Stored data
● ● ● ● ●
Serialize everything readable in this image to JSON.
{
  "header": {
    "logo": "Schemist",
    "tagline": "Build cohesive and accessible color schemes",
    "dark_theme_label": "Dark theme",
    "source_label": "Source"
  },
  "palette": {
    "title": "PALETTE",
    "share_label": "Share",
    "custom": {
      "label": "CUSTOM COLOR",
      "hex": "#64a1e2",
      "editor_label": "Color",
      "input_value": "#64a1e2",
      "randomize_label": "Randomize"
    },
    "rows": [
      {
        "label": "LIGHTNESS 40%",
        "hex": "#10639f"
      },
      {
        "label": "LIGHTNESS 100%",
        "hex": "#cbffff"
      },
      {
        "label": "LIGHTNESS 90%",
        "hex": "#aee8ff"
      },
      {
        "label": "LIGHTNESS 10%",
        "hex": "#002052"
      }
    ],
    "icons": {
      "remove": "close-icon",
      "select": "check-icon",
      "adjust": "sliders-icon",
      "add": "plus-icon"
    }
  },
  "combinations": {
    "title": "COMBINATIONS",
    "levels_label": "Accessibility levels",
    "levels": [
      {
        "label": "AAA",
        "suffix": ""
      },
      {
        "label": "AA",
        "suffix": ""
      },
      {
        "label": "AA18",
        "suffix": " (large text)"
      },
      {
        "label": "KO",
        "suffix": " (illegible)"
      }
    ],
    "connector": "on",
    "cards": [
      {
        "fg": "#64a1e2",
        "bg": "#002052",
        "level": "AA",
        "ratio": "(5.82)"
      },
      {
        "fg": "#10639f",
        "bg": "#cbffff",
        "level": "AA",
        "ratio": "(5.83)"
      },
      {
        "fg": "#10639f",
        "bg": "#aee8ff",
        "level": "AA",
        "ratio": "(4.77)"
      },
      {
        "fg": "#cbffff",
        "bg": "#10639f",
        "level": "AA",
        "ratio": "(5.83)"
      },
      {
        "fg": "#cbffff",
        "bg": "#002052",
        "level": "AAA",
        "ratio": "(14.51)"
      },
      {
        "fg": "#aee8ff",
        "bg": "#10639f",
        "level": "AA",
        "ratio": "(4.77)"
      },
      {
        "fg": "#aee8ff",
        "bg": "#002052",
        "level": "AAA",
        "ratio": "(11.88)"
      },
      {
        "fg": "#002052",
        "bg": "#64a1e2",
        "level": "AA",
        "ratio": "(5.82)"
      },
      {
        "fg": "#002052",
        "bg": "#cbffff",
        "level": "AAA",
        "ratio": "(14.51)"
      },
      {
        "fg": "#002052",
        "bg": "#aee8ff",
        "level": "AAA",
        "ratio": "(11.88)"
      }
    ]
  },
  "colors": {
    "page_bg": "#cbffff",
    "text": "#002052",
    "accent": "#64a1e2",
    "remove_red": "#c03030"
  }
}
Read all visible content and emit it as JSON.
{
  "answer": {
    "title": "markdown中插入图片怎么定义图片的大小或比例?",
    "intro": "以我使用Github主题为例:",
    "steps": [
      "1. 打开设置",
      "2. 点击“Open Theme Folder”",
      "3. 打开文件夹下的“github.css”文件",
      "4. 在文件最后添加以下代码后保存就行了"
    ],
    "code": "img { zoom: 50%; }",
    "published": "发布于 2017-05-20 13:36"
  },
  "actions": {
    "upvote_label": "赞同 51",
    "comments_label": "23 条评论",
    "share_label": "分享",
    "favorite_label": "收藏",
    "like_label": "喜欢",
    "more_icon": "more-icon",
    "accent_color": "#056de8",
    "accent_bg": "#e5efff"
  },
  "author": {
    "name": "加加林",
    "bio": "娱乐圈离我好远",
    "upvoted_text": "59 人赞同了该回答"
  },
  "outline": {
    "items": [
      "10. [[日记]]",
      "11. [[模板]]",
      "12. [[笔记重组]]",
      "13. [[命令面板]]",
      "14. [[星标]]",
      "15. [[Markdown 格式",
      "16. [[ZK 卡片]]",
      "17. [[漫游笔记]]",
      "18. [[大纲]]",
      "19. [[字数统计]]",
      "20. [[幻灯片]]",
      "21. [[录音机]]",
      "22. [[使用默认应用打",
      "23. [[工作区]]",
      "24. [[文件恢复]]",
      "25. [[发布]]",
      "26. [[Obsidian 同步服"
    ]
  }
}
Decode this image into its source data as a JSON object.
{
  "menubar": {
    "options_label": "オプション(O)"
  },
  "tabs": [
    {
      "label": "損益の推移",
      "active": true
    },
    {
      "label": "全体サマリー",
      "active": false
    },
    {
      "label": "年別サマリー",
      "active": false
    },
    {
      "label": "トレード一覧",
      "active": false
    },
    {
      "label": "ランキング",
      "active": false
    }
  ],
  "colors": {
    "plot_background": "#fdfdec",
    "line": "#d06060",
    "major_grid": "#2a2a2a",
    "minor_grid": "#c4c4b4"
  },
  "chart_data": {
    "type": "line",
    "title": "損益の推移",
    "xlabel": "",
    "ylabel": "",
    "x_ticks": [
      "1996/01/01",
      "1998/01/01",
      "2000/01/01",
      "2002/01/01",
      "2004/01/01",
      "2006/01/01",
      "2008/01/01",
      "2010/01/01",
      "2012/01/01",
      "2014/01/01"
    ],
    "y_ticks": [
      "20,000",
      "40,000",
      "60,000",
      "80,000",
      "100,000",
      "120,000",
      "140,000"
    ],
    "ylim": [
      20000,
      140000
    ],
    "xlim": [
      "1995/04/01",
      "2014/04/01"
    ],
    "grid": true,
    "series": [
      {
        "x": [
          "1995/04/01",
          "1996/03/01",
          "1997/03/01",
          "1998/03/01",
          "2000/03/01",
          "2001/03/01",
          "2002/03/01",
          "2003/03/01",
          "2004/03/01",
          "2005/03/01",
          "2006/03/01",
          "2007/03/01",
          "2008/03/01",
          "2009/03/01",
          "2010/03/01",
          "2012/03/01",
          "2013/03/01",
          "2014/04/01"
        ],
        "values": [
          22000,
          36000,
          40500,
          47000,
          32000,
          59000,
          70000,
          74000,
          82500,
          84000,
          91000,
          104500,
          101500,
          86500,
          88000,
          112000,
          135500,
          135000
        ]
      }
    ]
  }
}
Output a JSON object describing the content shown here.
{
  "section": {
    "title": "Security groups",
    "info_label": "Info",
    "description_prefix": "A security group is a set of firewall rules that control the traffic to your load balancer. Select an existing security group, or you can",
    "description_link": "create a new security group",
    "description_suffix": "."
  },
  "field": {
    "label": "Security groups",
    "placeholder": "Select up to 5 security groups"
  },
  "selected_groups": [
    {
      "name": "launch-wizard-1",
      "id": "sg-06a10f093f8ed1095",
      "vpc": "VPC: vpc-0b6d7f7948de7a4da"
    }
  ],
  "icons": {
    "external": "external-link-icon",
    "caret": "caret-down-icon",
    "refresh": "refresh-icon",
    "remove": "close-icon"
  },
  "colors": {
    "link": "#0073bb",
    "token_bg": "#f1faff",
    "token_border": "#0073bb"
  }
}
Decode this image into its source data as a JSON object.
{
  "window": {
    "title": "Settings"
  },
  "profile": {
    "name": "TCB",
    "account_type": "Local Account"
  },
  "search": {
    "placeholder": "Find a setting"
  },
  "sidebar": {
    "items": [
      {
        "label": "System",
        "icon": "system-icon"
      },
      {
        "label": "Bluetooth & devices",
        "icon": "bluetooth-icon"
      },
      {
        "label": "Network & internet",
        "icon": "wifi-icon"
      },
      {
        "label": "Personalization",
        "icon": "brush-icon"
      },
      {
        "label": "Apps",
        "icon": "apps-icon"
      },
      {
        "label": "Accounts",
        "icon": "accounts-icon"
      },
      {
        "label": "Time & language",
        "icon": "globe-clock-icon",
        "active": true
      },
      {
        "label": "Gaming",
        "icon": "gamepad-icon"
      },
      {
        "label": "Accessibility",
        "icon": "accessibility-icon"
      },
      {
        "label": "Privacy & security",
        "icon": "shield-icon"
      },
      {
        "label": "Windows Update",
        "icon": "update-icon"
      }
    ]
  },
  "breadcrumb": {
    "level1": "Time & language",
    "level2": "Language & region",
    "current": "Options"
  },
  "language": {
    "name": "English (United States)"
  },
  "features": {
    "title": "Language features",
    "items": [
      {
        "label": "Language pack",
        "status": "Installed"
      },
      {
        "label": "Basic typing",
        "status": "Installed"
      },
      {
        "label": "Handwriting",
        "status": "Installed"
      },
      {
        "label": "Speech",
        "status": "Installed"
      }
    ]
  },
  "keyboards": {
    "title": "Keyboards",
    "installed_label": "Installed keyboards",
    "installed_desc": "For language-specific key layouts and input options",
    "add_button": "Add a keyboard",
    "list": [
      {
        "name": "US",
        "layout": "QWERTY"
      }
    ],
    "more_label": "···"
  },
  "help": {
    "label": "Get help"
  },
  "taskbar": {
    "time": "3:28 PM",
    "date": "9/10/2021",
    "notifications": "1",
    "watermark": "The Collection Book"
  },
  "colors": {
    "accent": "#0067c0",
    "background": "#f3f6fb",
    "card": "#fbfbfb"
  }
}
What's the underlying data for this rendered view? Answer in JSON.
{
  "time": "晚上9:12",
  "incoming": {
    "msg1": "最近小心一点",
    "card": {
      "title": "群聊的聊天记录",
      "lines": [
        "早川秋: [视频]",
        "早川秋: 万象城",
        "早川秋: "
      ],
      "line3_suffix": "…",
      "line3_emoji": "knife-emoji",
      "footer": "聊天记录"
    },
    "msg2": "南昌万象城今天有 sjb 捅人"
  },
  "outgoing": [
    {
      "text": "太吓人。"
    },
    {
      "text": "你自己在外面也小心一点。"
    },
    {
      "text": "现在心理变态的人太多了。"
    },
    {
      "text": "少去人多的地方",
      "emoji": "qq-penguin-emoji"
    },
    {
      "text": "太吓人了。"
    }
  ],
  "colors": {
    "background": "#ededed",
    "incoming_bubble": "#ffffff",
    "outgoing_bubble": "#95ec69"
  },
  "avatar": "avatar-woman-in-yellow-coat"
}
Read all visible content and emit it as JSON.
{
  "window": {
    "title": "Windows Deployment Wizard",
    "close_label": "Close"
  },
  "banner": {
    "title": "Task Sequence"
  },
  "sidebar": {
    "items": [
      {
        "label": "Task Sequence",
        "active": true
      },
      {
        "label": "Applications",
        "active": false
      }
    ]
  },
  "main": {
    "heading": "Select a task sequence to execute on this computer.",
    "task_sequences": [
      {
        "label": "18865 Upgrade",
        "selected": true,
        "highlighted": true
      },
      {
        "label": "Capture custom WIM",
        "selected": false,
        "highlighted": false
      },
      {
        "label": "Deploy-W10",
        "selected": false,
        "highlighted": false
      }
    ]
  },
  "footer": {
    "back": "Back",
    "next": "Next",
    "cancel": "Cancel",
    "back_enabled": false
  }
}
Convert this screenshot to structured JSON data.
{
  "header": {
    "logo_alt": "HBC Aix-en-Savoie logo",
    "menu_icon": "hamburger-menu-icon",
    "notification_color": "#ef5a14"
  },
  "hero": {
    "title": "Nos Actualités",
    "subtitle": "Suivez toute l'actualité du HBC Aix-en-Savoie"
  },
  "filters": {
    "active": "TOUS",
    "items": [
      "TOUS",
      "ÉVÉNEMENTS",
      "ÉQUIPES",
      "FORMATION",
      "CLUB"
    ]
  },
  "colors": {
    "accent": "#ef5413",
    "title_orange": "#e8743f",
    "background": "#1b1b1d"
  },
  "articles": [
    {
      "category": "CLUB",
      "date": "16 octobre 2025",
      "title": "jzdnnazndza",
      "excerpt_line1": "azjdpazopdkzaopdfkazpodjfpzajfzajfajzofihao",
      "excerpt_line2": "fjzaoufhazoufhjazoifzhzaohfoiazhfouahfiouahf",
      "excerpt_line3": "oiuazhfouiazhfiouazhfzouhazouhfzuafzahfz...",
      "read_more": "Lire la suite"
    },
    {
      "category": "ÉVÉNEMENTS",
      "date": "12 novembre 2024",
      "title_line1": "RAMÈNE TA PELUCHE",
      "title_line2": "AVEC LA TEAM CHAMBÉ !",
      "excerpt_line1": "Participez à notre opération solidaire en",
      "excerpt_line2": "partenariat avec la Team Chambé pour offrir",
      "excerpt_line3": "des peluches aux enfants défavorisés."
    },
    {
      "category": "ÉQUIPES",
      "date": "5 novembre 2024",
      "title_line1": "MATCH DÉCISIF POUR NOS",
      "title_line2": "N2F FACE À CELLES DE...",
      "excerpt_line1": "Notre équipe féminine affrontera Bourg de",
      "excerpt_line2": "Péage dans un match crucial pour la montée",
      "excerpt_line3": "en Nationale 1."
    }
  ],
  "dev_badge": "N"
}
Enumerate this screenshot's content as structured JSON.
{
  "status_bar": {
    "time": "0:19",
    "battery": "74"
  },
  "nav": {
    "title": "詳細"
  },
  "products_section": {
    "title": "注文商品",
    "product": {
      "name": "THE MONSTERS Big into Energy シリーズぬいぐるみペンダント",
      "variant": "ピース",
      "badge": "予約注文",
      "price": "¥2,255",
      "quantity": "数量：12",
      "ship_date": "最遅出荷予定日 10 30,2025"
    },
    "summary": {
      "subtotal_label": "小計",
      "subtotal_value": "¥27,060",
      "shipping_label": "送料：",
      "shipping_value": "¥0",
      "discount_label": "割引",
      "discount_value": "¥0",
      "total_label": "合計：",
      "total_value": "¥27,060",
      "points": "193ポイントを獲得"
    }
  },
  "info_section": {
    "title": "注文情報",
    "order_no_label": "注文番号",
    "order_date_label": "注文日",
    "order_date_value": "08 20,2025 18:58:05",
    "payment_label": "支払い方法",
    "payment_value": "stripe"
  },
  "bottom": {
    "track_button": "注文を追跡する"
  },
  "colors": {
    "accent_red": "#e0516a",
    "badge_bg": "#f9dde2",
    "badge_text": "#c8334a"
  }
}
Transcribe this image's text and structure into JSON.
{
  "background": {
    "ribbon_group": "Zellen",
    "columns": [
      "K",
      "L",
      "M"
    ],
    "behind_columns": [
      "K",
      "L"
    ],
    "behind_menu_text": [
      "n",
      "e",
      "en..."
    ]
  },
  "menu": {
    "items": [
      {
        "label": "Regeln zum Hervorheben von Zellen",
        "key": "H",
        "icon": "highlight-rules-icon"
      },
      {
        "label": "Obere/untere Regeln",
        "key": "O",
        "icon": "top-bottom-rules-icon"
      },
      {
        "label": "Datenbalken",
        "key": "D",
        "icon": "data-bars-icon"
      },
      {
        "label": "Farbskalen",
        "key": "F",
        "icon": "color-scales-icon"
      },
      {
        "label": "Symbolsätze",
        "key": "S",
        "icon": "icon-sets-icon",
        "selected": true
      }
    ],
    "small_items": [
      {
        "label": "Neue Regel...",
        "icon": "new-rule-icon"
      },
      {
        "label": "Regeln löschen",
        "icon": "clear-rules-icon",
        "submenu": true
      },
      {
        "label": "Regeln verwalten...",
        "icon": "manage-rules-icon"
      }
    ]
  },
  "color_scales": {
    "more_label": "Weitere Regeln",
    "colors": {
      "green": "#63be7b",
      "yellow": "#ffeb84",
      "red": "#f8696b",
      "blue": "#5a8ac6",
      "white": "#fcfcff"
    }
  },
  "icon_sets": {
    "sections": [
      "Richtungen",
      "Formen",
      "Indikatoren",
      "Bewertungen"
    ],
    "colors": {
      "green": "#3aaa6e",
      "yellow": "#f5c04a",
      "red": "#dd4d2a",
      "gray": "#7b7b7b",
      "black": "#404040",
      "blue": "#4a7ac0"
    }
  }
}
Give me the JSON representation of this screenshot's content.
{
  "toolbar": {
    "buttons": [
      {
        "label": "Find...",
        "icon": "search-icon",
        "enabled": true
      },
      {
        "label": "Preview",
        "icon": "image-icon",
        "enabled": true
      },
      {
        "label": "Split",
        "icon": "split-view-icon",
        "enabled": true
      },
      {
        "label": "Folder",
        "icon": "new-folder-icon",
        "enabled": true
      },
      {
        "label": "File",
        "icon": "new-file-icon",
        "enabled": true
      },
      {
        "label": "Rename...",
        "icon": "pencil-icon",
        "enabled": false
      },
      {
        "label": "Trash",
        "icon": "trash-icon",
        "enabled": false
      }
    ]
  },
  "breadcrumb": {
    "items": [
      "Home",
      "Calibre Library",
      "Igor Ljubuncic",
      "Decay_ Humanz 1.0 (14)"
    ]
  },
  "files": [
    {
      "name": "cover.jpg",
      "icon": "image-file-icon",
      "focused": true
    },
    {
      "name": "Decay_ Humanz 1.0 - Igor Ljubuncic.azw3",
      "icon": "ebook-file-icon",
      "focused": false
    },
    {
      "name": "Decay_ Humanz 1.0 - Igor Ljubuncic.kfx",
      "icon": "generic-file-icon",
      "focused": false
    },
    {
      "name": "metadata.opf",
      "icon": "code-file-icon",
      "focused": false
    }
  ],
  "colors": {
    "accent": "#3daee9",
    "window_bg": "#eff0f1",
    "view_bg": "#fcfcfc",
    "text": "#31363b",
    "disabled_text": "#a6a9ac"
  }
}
● ● ● ● ●
- What needs to be done: Say how many lines in the records hold the string "Ljubuncic", and say nothing else.

- Task solution: 3